All of the data below should be written out exactly.

*Records shown*.
— Begin —
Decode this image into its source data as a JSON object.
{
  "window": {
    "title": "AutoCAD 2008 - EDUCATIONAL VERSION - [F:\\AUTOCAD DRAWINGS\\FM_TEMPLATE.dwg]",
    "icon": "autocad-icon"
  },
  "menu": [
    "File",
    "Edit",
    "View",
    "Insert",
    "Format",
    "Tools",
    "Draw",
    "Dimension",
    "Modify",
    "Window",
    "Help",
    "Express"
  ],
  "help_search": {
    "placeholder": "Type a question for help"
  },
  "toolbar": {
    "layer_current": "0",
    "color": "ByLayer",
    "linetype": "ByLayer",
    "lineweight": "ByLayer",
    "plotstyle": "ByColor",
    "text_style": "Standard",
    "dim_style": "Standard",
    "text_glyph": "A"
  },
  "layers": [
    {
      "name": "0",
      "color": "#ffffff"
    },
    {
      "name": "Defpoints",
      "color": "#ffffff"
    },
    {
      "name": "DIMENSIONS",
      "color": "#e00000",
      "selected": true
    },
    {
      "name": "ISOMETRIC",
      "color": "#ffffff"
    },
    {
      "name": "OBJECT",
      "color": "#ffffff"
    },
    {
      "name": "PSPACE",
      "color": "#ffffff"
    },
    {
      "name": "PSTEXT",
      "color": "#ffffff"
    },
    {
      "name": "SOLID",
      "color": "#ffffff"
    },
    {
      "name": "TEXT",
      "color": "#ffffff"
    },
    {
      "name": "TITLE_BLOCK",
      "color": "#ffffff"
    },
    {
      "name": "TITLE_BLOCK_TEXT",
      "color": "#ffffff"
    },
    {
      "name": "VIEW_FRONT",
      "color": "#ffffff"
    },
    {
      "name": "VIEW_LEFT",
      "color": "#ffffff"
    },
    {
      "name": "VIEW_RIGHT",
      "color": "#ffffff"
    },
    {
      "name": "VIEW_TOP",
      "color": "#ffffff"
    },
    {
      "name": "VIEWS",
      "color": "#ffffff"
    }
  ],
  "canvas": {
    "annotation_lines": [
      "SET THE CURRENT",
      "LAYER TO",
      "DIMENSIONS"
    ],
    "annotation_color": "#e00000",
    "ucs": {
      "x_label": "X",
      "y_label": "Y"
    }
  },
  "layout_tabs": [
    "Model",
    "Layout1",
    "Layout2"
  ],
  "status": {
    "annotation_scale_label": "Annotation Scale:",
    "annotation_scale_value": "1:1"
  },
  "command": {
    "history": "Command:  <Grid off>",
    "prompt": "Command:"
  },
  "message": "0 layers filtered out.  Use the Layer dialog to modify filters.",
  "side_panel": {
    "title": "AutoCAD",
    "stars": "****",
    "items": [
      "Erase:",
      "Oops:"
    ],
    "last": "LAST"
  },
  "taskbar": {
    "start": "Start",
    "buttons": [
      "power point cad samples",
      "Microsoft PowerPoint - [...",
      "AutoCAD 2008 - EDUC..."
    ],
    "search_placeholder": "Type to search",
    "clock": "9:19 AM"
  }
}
— End —
*Expected answer*.
Decode this image into its source data as a JSON object.
{
  "window": {
    "title": "AutoCAD 2008 - EDUCATIONAL VERSION - [F:\\AUTOCAD DRAWINGS\\FM_TEMPLATE.dwg]",
    "icon": "autocad-icon"
  },
  "menu": [
    "File",
    "Edit",
    "View",
    "Insert",
    "Format",
    "Tools",
    "Draw",
    "Dimension",
    "Modify",
    "Window",
    "Help",
    "Express"
  ],
  "help_search": {
    "placeholder": "Type a question for help"
  },
  "toolbar": {
    "layer_current": "0",
    "color": "ByLayer",
    "linetype": "ByLayer",
    "lineweight": "ByLayer",
    "plotstyle": "ByColor",
    "text_style": "Standard",
    "dim_style": "Standard",
    "text_glyph": "A"
  },
  "layers": [
    {
      "name": "0",
      "color": "#ffffff"
    },
    {
      "name": "Defpoints",
      "color": "#ffffff"
    },
    {
      "name": "DIMENSIONS",
      "color": "#e00000",
      "selected": true
    },
    {
      "name": "ISOMETRIC",
      "color": "#ffffff"
    },
    {
      "name": "OBJECT",
      "color": "#ffffff"
    },
    {
      "name": "PSPACE",
      "color": "#ffffff"
    },
    {
      "name": "PSTEXT",
      "color": "#ffffff"
    },
    {
      "name": "SOLID",
      "color": "#ffffff"
    },
    {
      "name": "TEXT",
      "color": "#ffffff"
    },
    {
      "name": "TITLE_BLOCK",
      "color": "#ffffff"
    },
    {
      "name": "TITLE_BLOCK_TEXT",
      "color": "#ffffff"
    },
    {
      "name": "VIEW_FRONT",
      "color": "#ffffff"
    },
    {
      "name": "VIEW_LEFT",
      "color": "#ffffff"
    },
    {
      "name": "VIEW_RIGHT",
      "color": "#ffffff"
    },
    {
      "name": "VIEW_TOP",
      "color": "#ffffff"
    },
    {
      "name": "VIEWS",
      "color": "#ffffff"
    }
  ],
  "canvas": {
    "annotation_lines": [
      "SET THE CURRENT",
      "LAYER TO",
      "DIMENSIONS"
    ],
    "annotation_color": "#e00000",
    "ucs": {
      "x_label": "X",
      "y_label": "Y"
    }
  },
  "layout_tabs": [
    "Model",
    "Layout1",
    "Layout2"
  ],
  "status": {
    "annotation_scale_label": "Annotation Scale:",
    "annotation_scale_value": "1:1"
  },
  "command": {
    "history": "Command:  <Grid off>",
    "prompt": "Command:"
  },
  "message": "0 layers filtered out.  Use the Layer dialog to modify filters.",
  "side_panel": {
    "title": "AutoCAD",
    "stars": "****",
    "items": [
      "Erase:",
      "Oops:"
    ],
    "last": "LAST"
  },
  "taskbar": {
    "start": "Start",
    "buttons": [
      "power point cad samples",
      "Microsoft PowerPoint - [...",
      "AutoCAD 2008 - EDUC..."
    ],
    "search_placeholder": "Type to search",
    "clock": "9:19 AM"
  }
}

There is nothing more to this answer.